In the data that follows, count every line holding the string "JSON" and give the count alone.

[Rows from a figure dataset]
* START *

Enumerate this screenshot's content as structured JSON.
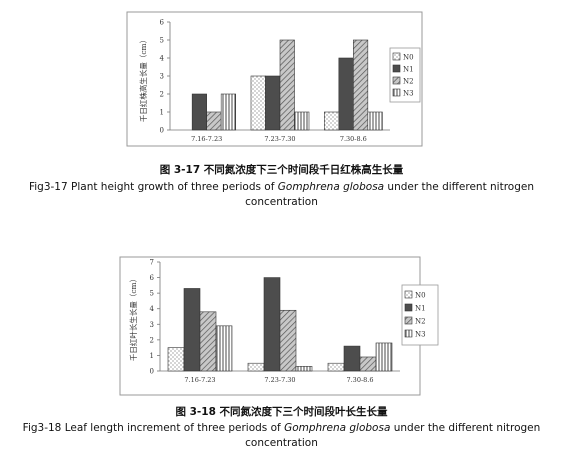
{
  "fill_colors": {
    "N0": "#ffffff",
    "N1": "#4d4d4d",
    "N2": "#b8b8b8",
    "N3": "#f4f4f4"
  },
  "chart_data": [
    {
      "type": "bar",
      "categories": [
        "7.16-7.23",
        "7.23-7.30",
        "7.30-8.6"
      ],
      "series": [
        {
          "name": "N0",
          "values": [
            0,
            3,
            1
          ]
        },
        {
          "name": "N1",
          "values": [
            2,
            3,
            4
          ]
        },
        {
          "name": "N2",
          "values": [
            1,
            5,
            5
          ]
        },
        {
          "name": "N3",
          "values": [
            2,
            1,
            1
          ]
        }
      ],
      "ylabel": "千日红株高生长量（cm）",
      "ylim": [
        0,
        6
      ],
      "yticks": [
        "0",
        "1",
        "2",
        "3",
        "4",
        "5",
        "6"
      ],
      "legend": "right",
      "caption_cn": "图 3-17 不同氮浓度下三个时间段千日红株高生长量",
      "caption_en_pre": "Fig3-17 Plant height growth of three periods of ",
      "caption_en_species": "Gomphrena globosa",
      "caption_en_post": " under the different nitrogen",
      "caption_en_line2": "concentration"
    },
    {
      "type": "bar",
      "categories": [
        "7.16-7.23",
        "7.23-7.30",
        "7.30-8.6"
      ],
      "series": [
        {
          "name": "N0",
          "values": [
            1.5,
            0.5,
            0.5
          ]
        },
        {
          "name": "N1",
          "values": [
            5.3,
            6,
            1.6
          ]
        },
        {
          "name": "N2",
          "values": [
            3.8,
            3.9,
            0.9
          ]
        },
        {
          "name": "N3",
          "values": [
            2.9,
            0.3,
            1.8
          ]
        }
      ],
      "ylabel": "千日红叶长生长量（cm）",
      "ylim": [
        0,
        7
      ],
      "yticks": [
        "0",
        "1",
        "2",
        "3",
        "4",
        "5",
        "6",
        "7"
      ],
      "legend": "right",
      "caption_cn": "图 3-18 不同氮浓度下三个时间段叶长生长量",
      "caption_en_pre": "Fig3-18 Leaf length increment of three periods of ",
      "caption_en_species": "Gomphrena globosa",
      "caption_en_post": " under the different nitrogen",
      "caption_en_line2": "concentration"
    }
  ]
}
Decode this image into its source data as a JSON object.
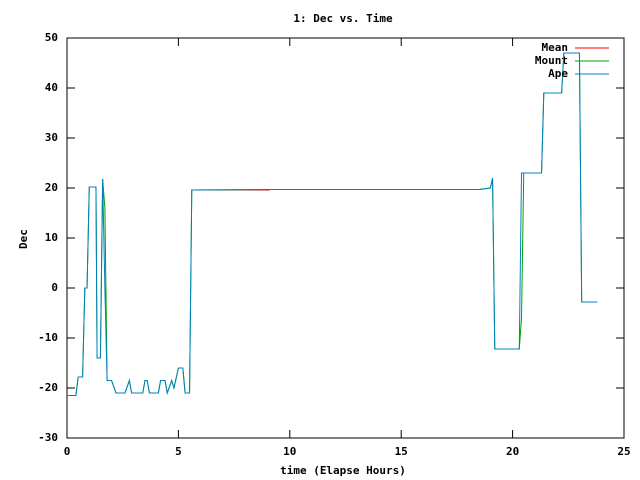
{
  "chart_data": {
    "type": "line",
    "title": "1: Dec vs. Time",
    "x_label": "time (Elapse Hours)",
    "y_label": "Dec",
    "xlim": [
      0,
      25
    ],
    "xticks": [
      0,
      5,
      10,
      15,
      20,
      25
    ],
    "ylim": [
      -30,
      50
    ],
    "yticks": [
      -30,
      -20,
      -10,
      0,
      10,
      20,
      30,
      40,
      50
    ],
    "legend": "top-right",
    "series": [
      {
        "name": "Mean",
        "color": "#ff0000",
        "x": [
          5.6,
          9.1
        ],
        "values": [
          19.6,
          19.6
        ]
      },
      {
        "name": "Mount",
        "color": "#00a000",
        "x": [
          0,
          0.4,
          0.5,
          0.7,
          0.8,
          0.9,
          1.0,
          1.3,
          1.35,
          1.5,
          1.6,
          1.7,
          1.8,
          2.0,
          2.2,
          2.6,
          2.8,
          2.9,
          3.4,
          3.5,
          3.6,
          3.7,
          4.1,
          4.2,
          4.4,
          4.5,
          4.7,
          4.8,
          5.0,
          5.2,
          5.3,
          5.5,
          5.6,
          9.1,
          18.5,
          19.0,
          19.1,
          19.2,
          20.3,
          20.4,
          20.5,
          21.3,
          21.4,
          22.2,
          22.3,
          23.0,
          23.1,
          23.8
        ],
        "values": [
          -21.5,
          -21.5,
          -17.8,
          -17.8,
          0,
          0,
          20.2,
          20.2,
          -14,
          -14,
          21.8,
          16,
          -18.5,
          -18.5,
          -21,
          -21,
          -18.5,
          -21,
          -21,
          -18.5,
          -18.5,
          -21,
          -21,
          -18.5,
          -18.5,
          -21,
          -18.5,
          -20,
          -16,
          -16,
          -21,
          -21,
          19.6,
          19.7,
          19.7,
          20,
          22,
          -12.2,
          -12.2,
          -6,
          23,
          23,
          39,
          39,
          47,
          47,
          -2.8,
          -2.8
        ]
      },
      {
        "name": "Ape",
        "color": "#0080c0",
        "x": [
          0,
          0.4,
          0.5,
          0.7,
          0.8,
          0.9,
          1.0,
          1.3,
          1.35,
          1.5,
          1.6,
          1.7,
          1.8,
          2.0,
          2.2,
          2.6,
          2.8,
          2.9,
          3.4,
          3.5,
          3.6,
          3.7,
          4.1,
          4.2,
          4.4,
          4.5,
          4.7,
          4.8,
          5.0,
          5.2,
          5.3,
          5.5,
          5.6,
          9.1,
          18.5,
          19.0,
          19.1,
          19.2,
          20.3,
          20.4,
          21.3,
          21.4,
          22.2,
          22.3,
          23.0,
          23.1,
          23.8
        ],
        "values": [
          -21.5,
          -21.5,
          -17.8,
          -17.8,
          0,
          0,
          20.2,
          20.2,
          -14,
          -14,
          21.8,
          0,
          -18.5,
          -18.5,
          -21,
          -21,
          -18.5,
          -21,
          -21,
          -18.5,
          -18.5,
          -21,
          -21,
          -18.5,
          -18.5,
          -21,
          -18.5,
          -20,
          -16,
          -16,
          -21,
          -21,
          19.6,
          19.7,
          19.7,
          20,
          22,
          -12.2,
          -12.2,
          23,
          23,
          39,
          39,
          47,
          47,
          -2.8,
          -2.8
        ]
      }
    ]
  }
}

* END *

### Written answer
2